— START OF Items —

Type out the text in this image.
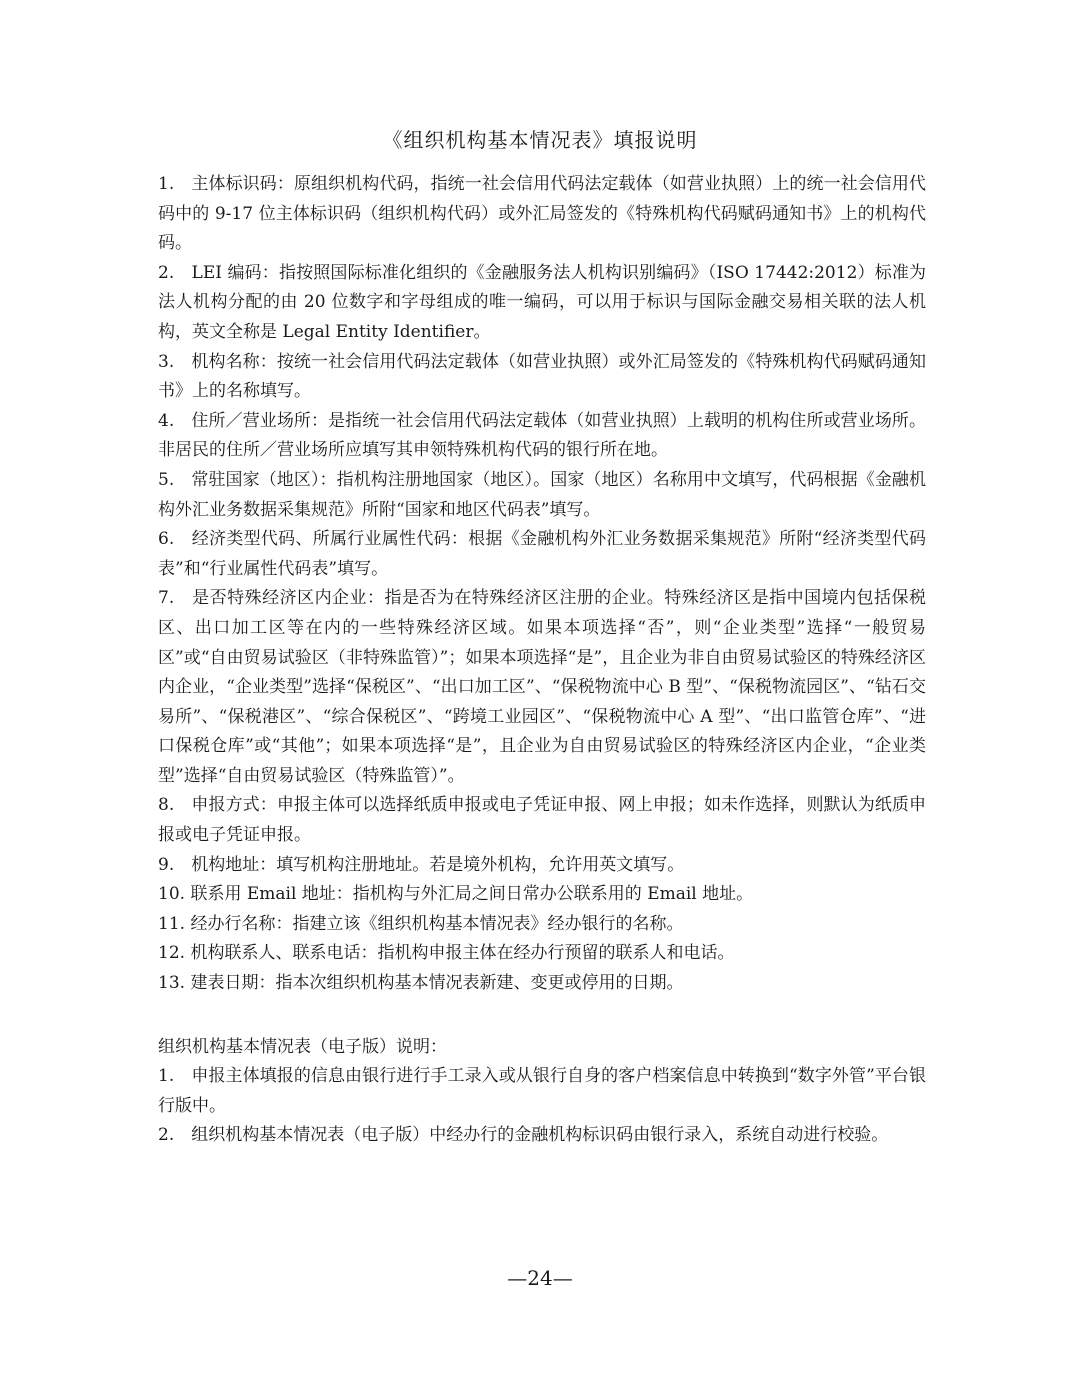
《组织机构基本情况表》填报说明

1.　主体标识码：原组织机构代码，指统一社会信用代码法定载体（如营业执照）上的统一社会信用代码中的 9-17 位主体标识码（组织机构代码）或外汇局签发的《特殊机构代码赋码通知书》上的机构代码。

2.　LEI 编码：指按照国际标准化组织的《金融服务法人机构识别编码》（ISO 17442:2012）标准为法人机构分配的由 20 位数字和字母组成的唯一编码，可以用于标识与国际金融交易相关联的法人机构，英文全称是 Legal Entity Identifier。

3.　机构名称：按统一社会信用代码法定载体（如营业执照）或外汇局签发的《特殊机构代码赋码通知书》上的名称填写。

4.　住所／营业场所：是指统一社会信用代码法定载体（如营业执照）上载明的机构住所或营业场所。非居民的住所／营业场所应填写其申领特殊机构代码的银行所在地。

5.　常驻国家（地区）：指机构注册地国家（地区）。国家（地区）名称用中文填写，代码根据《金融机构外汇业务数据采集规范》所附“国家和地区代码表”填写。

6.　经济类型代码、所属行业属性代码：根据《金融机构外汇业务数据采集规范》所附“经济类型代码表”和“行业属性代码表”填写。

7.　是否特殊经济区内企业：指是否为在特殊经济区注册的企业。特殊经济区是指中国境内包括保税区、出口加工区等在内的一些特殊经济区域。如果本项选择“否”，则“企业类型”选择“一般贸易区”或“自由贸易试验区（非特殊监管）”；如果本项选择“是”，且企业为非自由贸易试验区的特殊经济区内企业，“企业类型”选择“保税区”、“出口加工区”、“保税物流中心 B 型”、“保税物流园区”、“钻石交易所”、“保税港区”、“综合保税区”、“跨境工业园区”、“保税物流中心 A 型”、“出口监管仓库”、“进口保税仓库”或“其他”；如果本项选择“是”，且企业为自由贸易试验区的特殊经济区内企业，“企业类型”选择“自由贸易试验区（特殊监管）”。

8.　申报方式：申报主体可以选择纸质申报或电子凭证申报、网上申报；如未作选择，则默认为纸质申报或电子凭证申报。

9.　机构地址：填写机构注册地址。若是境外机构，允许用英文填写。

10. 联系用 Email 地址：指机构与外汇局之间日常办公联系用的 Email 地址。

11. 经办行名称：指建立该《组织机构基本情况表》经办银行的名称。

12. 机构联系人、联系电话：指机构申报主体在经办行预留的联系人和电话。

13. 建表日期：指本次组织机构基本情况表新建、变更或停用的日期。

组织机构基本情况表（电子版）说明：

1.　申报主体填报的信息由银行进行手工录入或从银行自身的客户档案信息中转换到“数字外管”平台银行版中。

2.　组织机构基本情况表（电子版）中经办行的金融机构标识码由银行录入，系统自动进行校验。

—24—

— END OF Items —

Show the lines of the records that include the string "如营业执照".

1.　主体标识码：原组织机构代码，指统一社会信用代码法定载体（如营业执照）上的统一社会信用代码中的 9-17 位主体标识码（组织机构代码）或外汇局签发的《特殊机构代码赋码通知书》上的机构代码。
3.　机构名称：按统一社会信用代码法定载体（如营业执照）或外汇局签发的《特殊机构代码赋码通知书》上的名称填写。
4.　住所／营业场所：是指统一社会信用代码法定载体（如营业执照）上载明的机构住所或营业场所。非居民的住所／营业场所应填写其申领特殊机构代码的银行所在地。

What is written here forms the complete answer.